▶ _GOAL A_:
Reproduce word for word the part of the factory class excerpt between "The Factory class" and "the scaler object.", inclusive.

BEGIN SOURCE EXCERPT

Now we have six explicit intantiations of KoOptimizedPixelDataScalerU8ToU16FactoryImpl class. One for each target architecture. The only thing left is to implement runtime selection of the proper instantiation. To do that, let’s implement a real Factory class:

// file: KoOptimizedPixelDataScalerU8ToU16Factory.h

class KRITAPIGMENT_EXPORT KoOptimizedPixelDataScalerU8ToU16Factory
{
public:
    static KoOptimizedPixelDataScalerU8ToU16Base* createRgbaScaler();
};
// file: KoOptimizedPixelDataScalerU8ToU16Factory.cpp

KoOptimizedPixelDataScalerU8ToU16Base *KoOptimizedPixelDataScalerU8ToU16Factory::createRgbaScaler()
{
    return createOptimizedClass<
            KoOptimizedPixelDataScalerU8ToU16FactoryImpl>(4);
}

The Factory class calls a special function createOptimizedClass(), which detects the current CPU architecture and calls the proper instantiation of the FactoryImpl class to create the scaler object.

END SOURCE EXCERPT
BEGIN DATASET EXCERPTS

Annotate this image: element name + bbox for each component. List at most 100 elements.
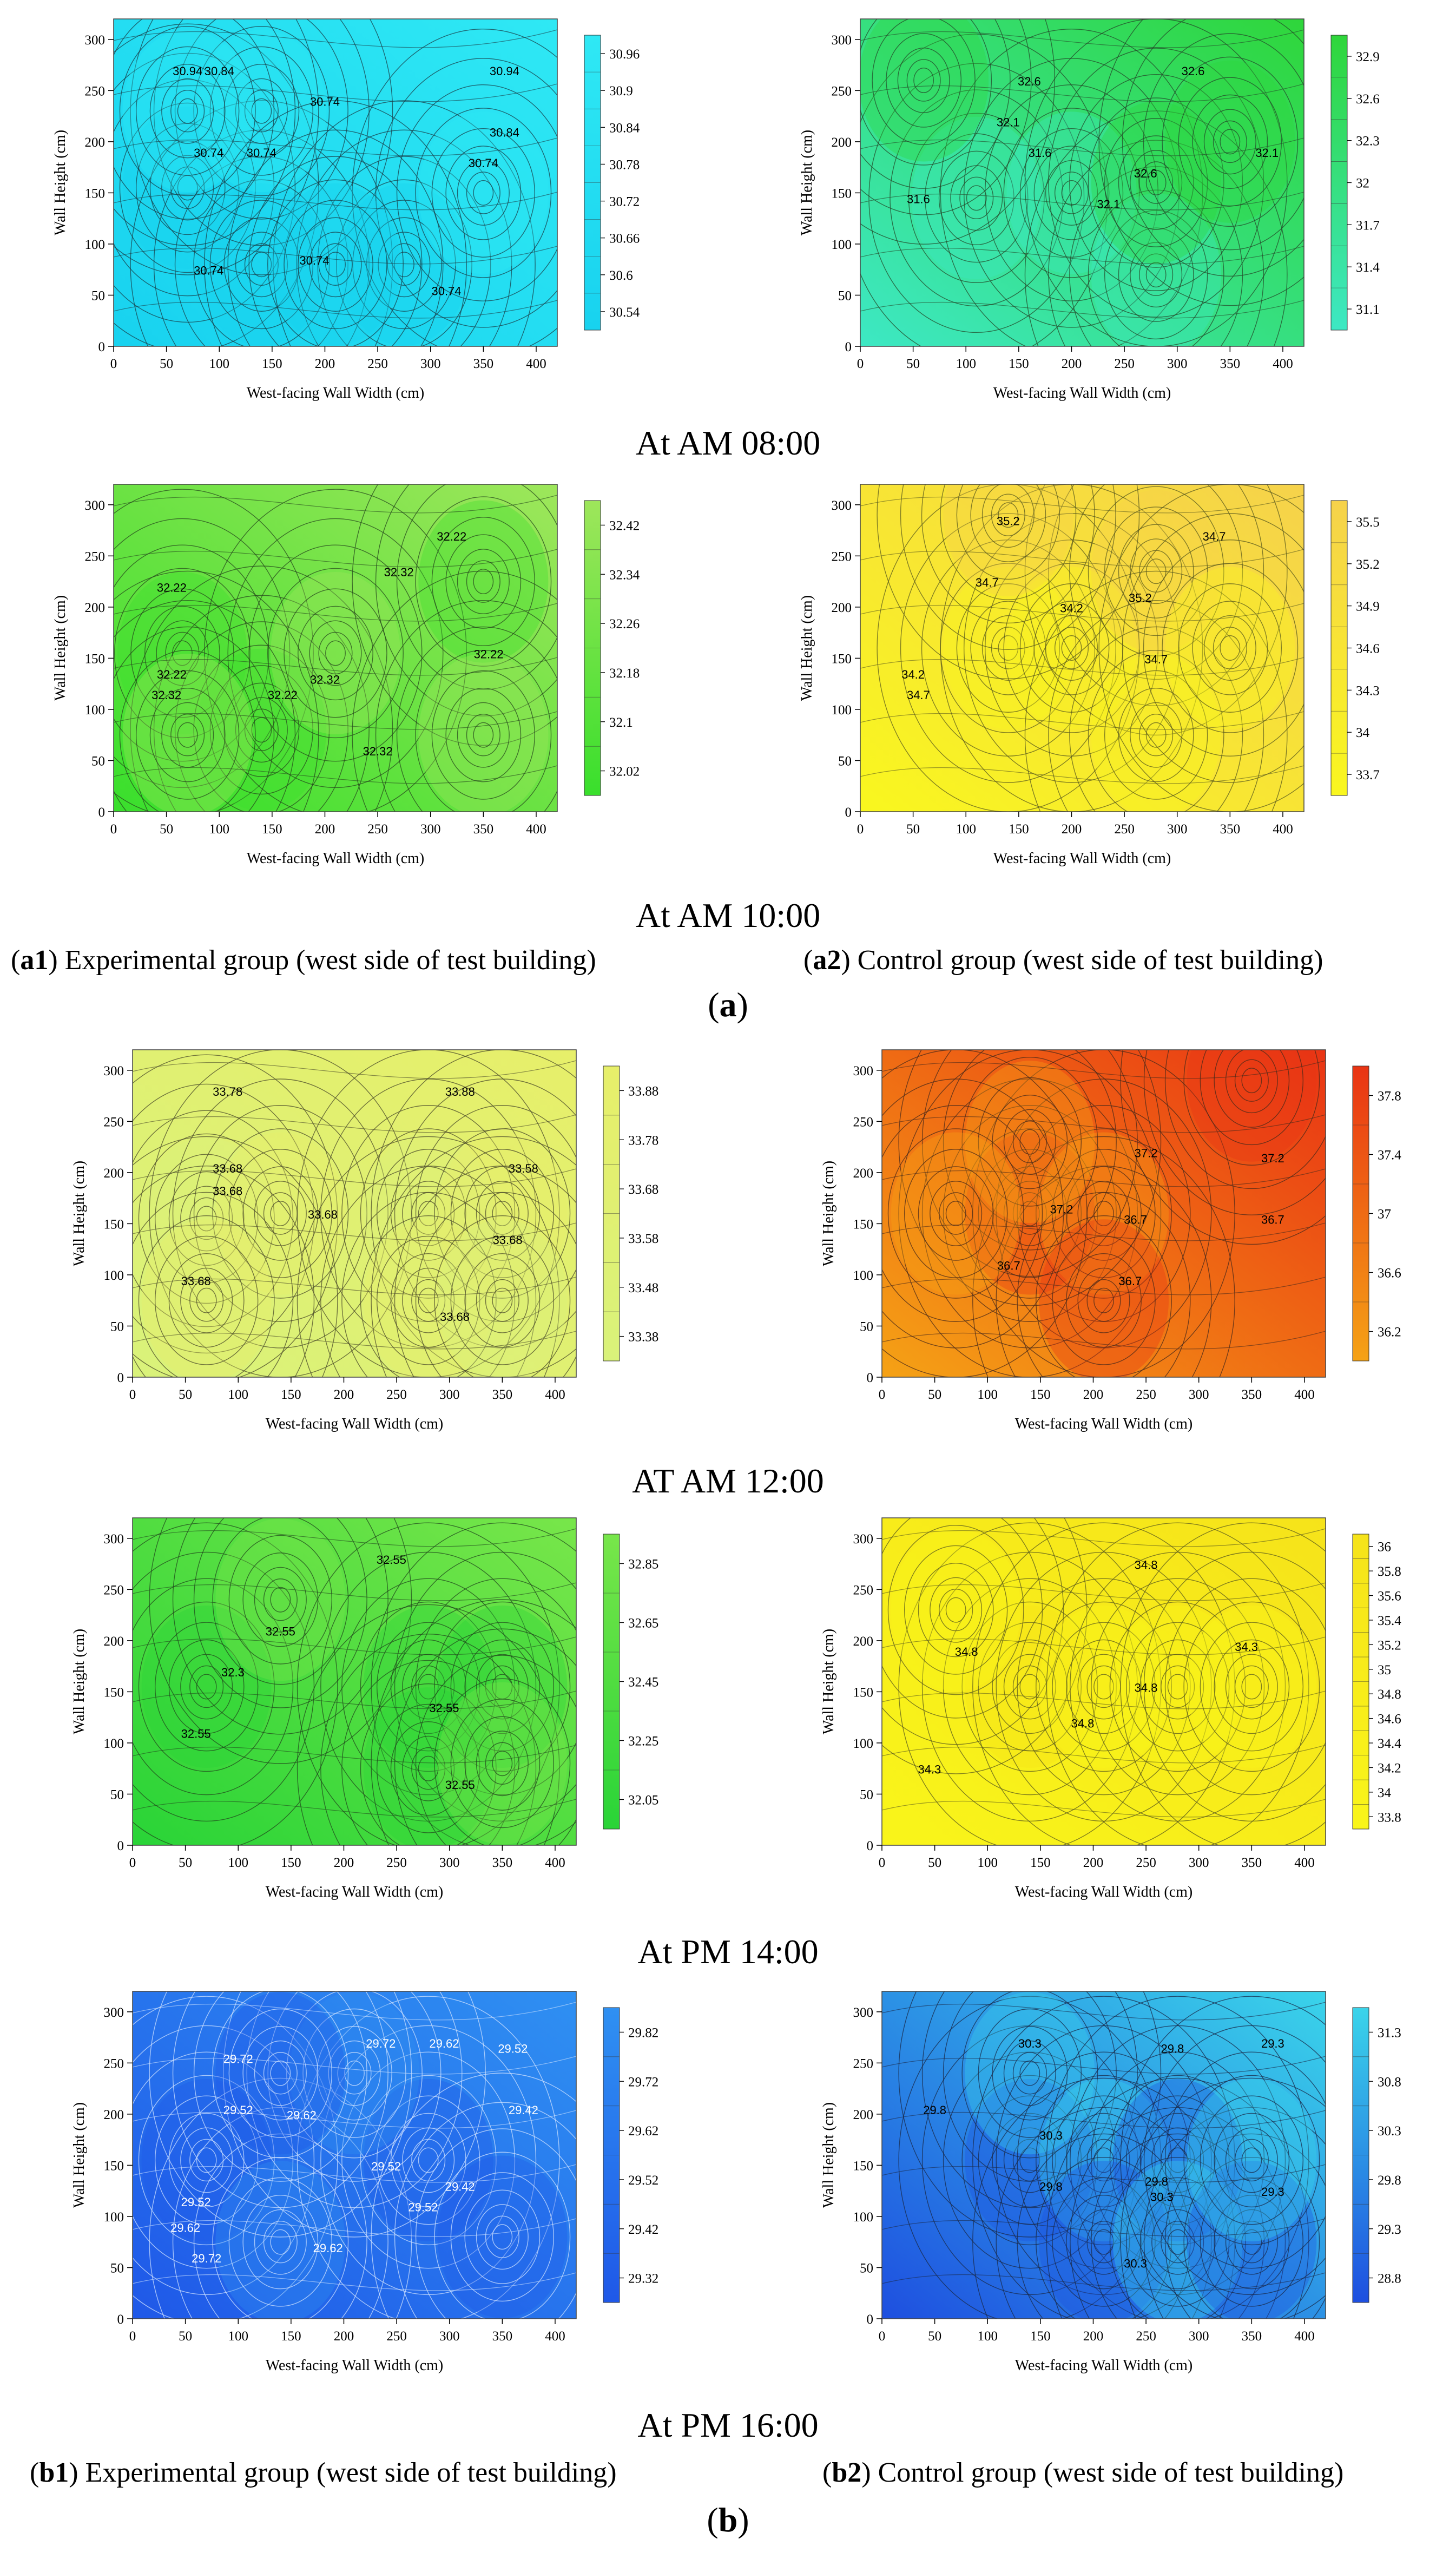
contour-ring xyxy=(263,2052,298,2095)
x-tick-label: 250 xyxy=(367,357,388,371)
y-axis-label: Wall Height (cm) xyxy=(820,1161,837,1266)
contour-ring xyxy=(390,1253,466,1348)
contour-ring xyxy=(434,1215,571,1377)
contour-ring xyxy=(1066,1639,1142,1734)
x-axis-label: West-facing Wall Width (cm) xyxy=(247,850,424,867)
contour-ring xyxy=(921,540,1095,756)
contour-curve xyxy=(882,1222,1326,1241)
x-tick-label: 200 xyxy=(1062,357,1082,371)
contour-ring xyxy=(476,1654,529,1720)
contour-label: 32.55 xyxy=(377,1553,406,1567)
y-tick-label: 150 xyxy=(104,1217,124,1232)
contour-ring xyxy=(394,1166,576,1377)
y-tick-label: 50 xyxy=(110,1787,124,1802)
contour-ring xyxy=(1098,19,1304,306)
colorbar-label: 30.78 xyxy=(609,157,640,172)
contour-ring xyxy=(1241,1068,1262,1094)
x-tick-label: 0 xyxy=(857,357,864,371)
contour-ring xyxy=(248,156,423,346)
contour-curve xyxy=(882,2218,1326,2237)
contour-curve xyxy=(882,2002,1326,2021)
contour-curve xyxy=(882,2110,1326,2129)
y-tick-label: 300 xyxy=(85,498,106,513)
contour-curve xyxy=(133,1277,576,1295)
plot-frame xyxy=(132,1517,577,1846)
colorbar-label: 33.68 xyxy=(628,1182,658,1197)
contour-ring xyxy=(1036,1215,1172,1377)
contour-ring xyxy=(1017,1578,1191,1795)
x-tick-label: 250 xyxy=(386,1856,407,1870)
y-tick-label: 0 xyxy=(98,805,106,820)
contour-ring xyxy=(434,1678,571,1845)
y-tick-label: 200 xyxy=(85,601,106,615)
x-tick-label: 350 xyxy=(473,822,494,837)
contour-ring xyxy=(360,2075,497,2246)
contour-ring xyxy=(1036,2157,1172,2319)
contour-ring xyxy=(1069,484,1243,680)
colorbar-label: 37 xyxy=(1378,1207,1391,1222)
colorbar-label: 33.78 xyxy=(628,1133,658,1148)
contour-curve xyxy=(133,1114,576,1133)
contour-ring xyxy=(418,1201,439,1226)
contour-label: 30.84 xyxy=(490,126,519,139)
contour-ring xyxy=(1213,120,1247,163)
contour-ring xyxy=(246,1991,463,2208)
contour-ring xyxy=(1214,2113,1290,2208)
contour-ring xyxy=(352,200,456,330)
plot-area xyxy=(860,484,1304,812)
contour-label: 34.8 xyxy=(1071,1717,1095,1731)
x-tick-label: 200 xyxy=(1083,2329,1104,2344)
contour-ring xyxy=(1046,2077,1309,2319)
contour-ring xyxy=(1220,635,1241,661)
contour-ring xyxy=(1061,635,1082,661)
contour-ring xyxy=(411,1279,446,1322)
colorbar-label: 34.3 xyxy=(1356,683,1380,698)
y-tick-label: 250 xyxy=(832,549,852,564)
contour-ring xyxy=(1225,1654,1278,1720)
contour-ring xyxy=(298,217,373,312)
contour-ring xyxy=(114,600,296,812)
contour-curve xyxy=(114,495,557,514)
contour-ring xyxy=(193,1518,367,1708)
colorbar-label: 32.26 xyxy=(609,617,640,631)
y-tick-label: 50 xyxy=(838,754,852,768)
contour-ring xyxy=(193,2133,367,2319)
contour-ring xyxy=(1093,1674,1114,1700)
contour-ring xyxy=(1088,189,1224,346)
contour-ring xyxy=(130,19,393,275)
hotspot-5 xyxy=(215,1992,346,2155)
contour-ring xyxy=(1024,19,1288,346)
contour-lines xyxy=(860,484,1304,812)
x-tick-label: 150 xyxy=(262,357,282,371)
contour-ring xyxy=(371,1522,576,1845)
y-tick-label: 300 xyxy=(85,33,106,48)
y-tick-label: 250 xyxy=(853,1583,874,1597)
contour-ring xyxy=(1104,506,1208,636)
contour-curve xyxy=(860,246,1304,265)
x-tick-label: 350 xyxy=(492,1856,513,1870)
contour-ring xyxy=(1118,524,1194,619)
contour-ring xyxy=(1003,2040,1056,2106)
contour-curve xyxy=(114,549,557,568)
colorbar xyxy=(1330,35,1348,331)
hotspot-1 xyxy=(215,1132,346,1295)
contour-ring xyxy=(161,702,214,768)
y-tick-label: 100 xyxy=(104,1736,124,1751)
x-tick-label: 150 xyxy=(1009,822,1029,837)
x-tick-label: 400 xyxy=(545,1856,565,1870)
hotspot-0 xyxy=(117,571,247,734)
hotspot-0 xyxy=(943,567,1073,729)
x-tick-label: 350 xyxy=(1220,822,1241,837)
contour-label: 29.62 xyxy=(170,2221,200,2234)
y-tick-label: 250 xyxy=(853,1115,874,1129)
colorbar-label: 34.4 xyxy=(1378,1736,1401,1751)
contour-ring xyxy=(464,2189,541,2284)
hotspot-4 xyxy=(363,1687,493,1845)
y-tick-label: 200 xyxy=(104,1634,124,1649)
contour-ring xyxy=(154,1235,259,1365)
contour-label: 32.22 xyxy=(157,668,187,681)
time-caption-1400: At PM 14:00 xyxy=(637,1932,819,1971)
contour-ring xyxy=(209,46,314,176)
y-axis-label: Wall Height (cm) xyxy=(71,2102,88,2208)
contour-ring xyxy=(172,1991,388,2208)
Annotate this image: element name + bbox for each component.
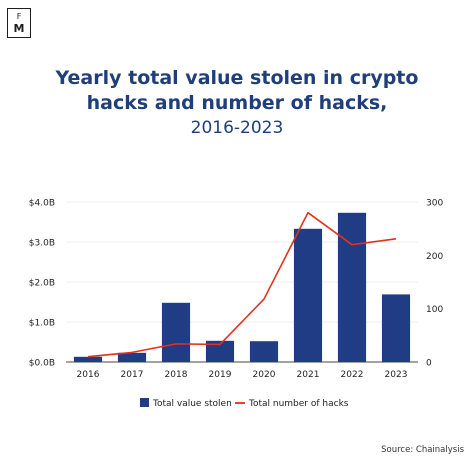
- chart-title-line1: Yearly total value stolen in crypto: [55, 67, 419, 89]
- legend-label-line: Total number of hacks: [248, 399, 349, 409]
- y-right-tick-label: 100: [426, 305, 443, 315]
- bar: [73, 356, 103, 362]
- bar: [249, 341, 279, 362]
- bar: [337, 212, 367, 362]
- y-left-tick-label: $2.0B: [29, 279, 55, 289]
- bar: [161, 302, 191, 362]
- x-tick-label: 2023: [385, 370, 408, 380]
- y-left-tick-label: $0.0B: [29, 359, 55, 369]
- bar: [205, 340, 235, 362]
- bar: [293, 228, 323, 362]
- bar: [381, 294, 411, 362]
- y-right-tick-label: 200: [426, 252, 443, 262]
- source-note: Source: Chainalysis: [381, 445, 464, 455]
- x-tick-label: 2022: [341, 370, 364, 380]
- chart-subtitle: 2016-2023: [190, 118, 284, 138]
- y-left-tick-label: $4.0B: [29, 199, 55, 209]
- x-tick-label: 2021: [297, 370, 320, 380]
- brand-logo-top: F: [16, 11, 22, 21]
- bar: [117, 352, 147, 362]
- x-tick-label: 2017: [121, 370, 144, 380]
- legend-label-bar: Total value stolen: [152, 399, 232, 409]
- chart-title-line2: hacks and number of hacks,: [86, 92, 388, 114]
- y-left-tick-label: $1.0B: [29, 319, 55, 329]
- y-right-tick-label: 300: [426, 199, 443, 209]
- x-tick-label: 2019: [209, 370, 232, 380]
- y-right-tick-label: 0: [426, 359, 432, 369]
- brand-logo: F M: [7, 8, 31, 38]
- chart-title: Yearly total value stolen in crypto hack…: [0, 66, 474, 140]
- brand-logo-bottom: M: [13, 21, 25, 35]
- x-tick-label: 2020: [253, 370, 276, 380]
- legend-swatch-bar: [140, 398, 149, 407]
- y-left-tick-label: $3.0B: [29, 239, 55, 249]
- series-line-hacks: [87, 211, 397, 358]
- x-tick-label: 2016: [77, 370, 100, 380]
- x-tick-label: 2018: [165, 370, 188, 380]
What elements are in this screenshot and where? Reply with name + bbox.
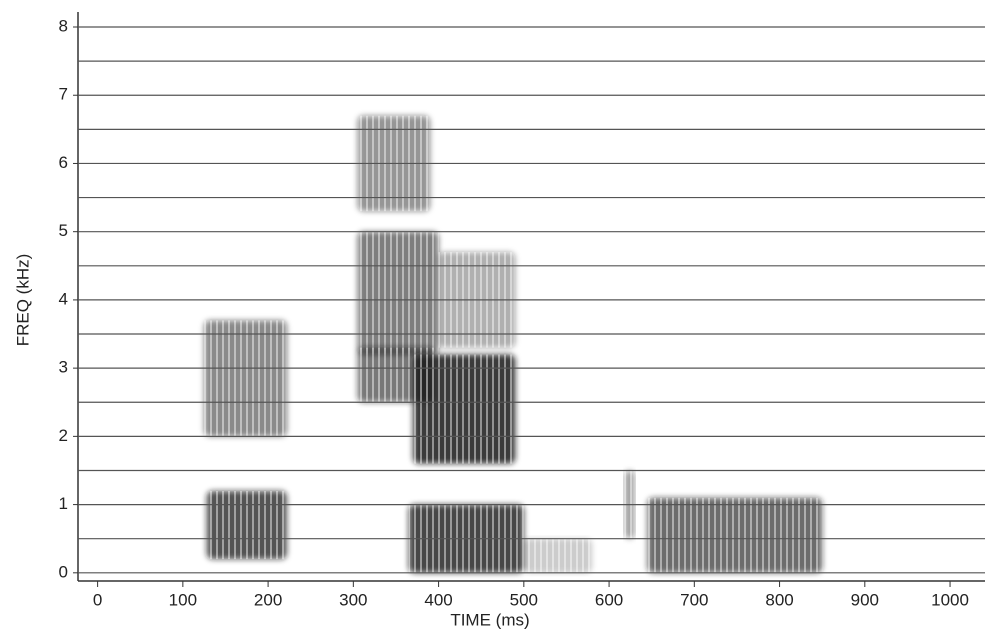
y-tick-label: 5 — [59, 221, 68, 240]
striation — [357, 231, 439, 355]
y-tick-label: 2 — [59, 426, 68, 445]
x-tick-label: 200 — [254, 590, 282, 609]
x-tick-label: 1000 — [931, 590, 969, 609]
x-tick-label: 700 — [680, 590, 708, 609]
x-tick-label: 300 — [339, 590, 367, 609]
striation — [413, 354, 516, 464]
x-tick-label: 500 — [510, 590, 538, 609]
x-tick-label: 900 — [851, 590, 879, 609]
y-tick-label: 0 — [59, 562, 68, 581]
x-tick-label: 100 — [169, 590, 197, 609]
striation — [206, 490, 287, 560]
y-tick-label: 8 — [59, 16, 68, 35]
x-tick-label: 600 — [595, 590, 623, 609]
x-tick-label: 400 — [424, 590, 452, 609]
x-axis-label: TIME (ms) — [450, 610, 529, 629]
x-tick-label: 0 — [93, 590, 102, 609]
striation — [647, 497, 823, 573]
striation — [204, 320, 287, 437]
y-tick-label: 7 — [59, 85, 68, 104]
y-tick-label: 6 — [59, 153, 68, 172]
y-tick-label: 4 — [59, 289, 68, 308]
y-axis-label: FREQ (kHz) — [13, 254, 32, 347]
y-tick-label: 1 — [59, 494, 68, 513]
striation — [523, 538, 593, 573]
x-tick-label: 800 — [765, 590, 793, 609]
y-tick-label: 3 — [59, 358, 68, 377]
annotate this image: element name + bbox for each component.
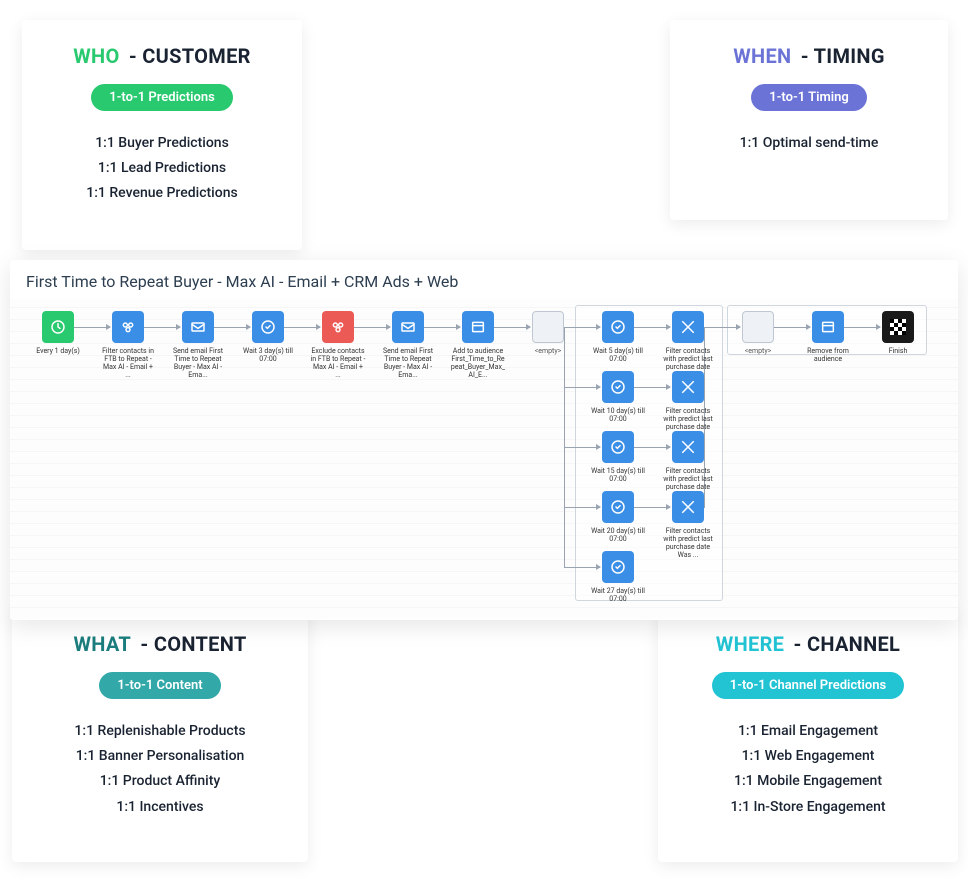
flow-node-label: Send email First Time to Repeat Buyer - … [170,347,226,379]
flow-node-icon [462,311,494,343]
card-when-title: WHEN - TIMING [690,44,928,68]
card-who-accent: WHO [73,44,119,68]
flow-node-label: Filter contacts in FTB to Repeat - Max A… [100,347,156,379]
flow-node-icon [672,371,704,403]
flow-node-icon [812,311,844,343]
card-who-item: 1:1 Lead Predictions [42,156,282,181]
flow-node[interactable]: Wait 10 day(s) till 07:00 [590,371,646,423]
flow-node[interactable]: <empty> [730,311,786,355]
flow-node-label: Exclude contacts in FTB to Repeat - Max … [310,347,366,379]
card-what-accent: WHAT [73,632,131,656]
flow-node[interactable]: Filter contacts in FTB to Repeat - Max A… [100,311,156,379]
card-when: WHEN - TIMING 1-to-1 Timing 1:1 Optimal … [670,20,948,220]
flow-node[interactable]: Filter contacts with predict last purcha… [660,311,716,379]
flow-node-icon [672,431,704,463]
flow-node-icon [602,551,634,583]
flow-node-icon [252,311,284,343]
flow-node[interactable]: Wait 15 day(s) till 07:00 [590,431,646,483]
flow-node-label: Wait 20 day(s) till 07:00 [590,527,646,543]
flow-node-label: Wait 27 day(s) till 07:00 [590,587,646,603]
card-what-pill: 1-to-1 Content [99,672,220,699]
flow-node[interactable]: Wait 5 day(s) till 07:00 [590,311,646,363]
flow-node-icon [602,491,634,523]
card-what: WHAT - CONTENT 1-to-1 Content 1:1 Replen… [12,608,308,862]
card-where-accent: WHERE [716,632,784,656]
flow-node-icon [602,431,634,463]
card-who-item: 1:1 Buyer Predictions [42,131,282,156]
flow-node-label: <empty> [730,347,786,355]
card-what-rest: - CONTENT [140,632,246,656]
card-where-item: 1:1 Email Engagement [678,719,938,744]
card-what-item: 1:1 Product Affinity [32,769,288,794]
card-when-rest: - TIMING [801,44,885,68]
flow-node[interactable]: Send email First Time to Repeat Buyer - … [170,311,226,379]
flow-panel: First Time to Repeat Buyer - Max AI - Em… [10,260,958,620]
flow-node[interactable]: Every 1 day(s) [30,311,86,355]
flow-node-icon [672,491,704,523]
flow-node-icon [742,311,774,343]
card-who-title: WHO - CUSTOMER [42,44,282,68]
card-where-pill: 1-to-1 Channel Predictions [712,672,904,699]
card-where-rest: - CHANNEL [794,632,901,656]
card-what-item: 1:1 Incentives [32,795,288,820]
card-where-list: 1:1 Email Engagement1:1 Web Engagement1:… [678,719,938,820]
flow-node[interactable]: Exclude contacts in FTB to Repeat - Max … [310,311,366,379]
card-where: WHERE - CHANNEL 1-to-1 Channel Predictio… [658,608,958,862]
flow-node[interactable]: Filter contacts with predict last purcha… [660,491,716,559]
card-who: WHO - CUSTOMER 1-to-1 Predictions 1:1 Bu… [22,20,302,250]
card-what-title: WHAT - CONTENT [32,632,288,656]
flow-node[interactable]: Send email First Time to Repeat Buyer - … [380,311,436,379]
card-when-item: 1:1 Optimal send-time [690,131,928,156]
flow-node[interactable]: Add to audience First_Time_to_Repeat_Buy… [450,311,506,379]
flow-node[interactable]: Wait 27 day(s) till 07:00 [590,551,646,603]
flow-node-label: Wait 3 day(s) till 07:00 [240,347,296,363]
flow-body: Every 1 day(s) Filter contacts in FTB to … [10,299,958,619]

END DATASET EXCERPTS

▶ _GOAL B_:
Recast the entries between the lines holding "flow-node-label: Send email" and "flow-node-icon [252,311,284,343]", inclusive, as a Markdown table with the columns Row and Listing Line, leaving out any blank lines.

▶ _FULL SOLUTION A_:
The Factory class calls a special function createOptimizedClass(), which detects the current CPU architecture and calls the proper instantiation of the FactoryImpl class to create the scaler object.

▶ _FULL SOLUTION B_:
| Row | Listing Line |
|---|---|
| 1 | flow-node-label: Send email First Time to Repeat Buyer - … [170,347,226,379] |
| 2 | flow-node-icon [462,311,494,343] |
| 3 | card-when-title: WHEN - TIMING [690,44,928,68] |
| 4 | card-who-accent: WHO [73,44,119,68] |
| 5 | flow-node-label: Filter contacts in FTB to Repeat - Max A… [100,347,156,379] |
| 6 | flow-node-icon [672,371,704,403] |
| 7 | flow-node-icon [812,311,844,343] |
| 8 | card-who-item: 1:1 Lead Predictions [42,156,282,181] |
| 9 | flow-node[interactable]: Wait 10 day(s) till 07:00 [590,371,646,423] |
| 10 | flow-node[interactable]: <empty> [730,311,786,355] |
| 11 | flow-node-label: Exclude contacts in FTB to Repeat - Max … [310,347,366,379] |
| 12 | card-what-accent: WHAT [73,632,131,656] |
| 13 | flow-node[interactable]: Filter contacts in FTB to Repeat - Max A… [100,311,156,379] |
| 14 | card-when: WHEN - TIMING 1-to-1 Timing 1:1 Optimal … [670,20,948,220] |
| 15 | flow-node[interactable]: Filter contacts with predict last purcha… [660,311,716,379] |
| 16 | flow-node-icon [672,431,704,463] |
| 17 | flow-node-icon [602,551,634,583] |
| 18 | flow-node-icon [252,311,284,343] |